DATA ENTRIES>
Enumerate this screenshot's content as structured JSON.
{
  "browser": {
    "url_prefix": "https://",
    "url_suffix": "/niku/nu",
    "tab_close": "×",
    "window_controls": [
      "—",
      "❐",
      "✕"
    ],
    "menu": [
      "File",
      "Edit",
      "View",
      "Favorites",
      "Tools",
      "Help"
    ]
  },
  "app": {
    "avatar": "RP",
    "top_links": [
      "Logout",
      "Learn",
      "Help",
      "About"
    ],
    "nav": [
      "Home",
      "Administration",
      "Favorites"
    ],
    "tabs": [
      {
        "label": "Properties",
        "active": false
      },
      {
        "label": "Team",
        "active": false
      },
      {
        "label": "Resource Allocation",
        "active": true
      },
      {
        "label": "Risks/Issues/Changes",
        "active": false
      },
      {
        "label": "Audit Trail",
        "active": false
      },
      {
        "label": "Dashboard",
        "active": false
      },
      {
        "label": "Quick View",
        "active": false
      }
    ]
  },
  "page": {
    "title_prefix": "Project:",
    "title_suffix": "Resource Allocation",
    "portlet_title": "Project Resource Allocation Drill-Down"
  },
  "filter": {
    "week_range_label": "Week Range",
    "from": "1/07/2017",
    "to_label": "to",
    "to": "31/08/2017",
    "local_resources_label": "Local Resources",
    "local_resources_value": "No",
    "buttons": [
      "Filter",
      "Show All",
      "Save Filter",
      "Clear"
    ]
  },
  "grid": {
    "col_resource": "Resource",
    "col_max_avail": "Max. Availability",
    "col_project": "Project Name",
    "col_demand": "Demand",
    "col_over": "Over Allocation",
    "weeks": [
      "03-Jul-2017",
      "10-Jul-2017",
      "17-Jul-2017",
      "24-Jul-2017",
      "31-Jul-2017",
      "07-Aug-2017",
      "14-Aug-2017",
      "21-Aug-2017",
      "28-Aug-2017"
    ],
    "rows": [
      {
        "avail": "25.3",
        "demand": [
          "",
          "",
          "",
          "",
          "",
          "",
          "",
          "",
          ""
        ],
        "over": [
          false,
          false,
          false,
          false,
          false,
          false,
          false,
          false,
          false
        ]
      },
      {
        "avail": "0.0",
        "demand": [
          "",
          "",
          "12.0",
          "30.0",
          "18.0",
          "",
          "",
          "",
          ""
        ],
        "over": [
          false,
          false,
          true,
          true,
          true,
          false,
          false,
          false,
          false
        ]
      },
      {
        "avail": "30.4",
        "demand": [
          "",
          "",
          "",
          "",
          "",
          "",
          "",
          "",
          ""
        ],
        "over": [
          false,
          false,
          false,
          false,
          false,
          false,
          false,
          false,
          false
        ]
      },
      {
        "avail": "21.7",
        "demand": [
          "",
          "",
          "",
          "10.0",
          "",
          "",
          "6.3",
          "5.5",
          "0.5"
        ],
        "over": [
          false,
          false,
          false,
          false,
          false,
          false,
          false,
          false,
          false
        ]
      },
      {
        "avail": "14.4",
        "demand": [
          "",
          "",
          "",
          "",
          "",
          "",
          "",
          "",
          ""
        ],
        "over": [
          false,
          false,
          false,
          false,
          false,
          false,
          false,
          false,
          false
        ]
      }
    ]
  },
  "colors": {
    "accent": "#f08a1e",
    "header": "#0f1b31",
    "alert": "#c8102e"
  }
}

PROBLEM>
Give all the records again. Match them exactly.

RESPONSE TO THIS EXERCISE>
Enumerate this screenshot's content as structured JSON.
{
  "browser": {
    "url_prefix": "https://",
    "url_suffix": "/niku/nu",
    "tab_close": "×",
    "window_controls": [
      "—",
      "❐",
      "✕"
    ],
    "menu": [
      "File",
      "Edit",
      "View",
      "Favorites",
      "Tools",
      "Help"
    ]
  },
  "app": {
    "avatar": "RP",
    "top_links": [
      "Logout",
      "Learn",
      "Help",
      "About"
    ],
    "nav": [
      "Home",
      "Administration",
      "Favorites"
    ],
    "tabs": [
      {
        "label": "Properties",
        "active": false
      },
      {
        "label": "Team",
        "active": false
      },
      {
        "label": "Resource Allocation",
        "active": true
      },
      {
        "label": "Risks/Issues/Changes",
        "active": false
      },
      {
        "label": "Audit Trail",
        "active": false
      },
      {
        "label": "Dashboard",
        "active": false
      },
      {
        "label": "Quick View",
        "active": false
      }
    ]
  },
  "page": {
    "title_prefix": "Project:",
    "title_suffix": "Resource Allocation",
    "portlet_title": "Project Resource Allocation Drill-Down"
  },
  "filter": {
    "week_range_label": "Week Range",
    "from": "1/07/2017",
    "to_label": "to",
    "to": "31/08/2017",
    "local_resources_label": "Local Resources",
    "local_resources_value": "No",
    "buttons": [
      "Filter",
      "Show All",
      "Save Filter",
      "Clear"
    ]
  },
  "grid": {
    "col_resource": "Resource",
    "col_max_avail": "Max. Availability",
    "col_project": "Project Name",
    "col_demand": "Demand",
    "col_over": "Over Allocation",
    "weeks": [
      "03-Jul-2017",
      "10-Jul-2017",
      "17-Jul-2017",
      "24-Jul-2017",
      "31-Jul-2017",
      "07-Aug-2017",
      "14-Aug-2017",
      "21-Aug-2017",
      "28-Aug-2017"
    ],
    "rows": [
      {
        "avail": "25.3",
        "demand": [
          "",
          "",
          "",
          "",
          "",
          "",
          "",
          "",
          ""
        ],
        "over": [
          false,
          false,
          false,
          false,
          false,
          false,
          false,
          false,
          false
        ]
      },
      {
        "avail": "0.0",
        "demand": [
          "",
          "",
          "12.0",
          "30.0",
          "18.0",
          "",
          "",
          "",
          ""
        ],
        "over": [
          false,
          false,
          true,
          true,
          true,
          false,
          false,
          false,
          false
        ]
      },
      {
        "avail": "30.4",
        "demand": [
          "",
          "",
          "",
          "",
          "",
          "",
          "",
          "",
          ""
        ],
        "over": [
          false,
          false,
          false,
          false,
          false,
          false,
          false,
          false,
          false
        ]
      },
      {
        "avail": "21.7",
        "demand": [
          "",
          "",
          "",
          "10.0",
          "",
          "",
          "6.3",
          "5.5",
          "0.5"
        ],
        "over": [
          false,
          false,
          false,
          false,
          false,
          false,
          false,
          false,
          false
        ]
      },
      {
        "avail": "14.4",
        "demand": [
          "",
          "",
          "",
          "",
          "",
          "",
          "",
          "",
          ""
        ],
        "over": [
          false,
          false,
          false,
          false,
          false,
          false,
          false,
          false,
          false
        ]
      }
    ]
  },
  "colors": {
    "accent": "#f08a1e",
    "header": "#0f1b31",
    "alert": "#c8102e"
  }
}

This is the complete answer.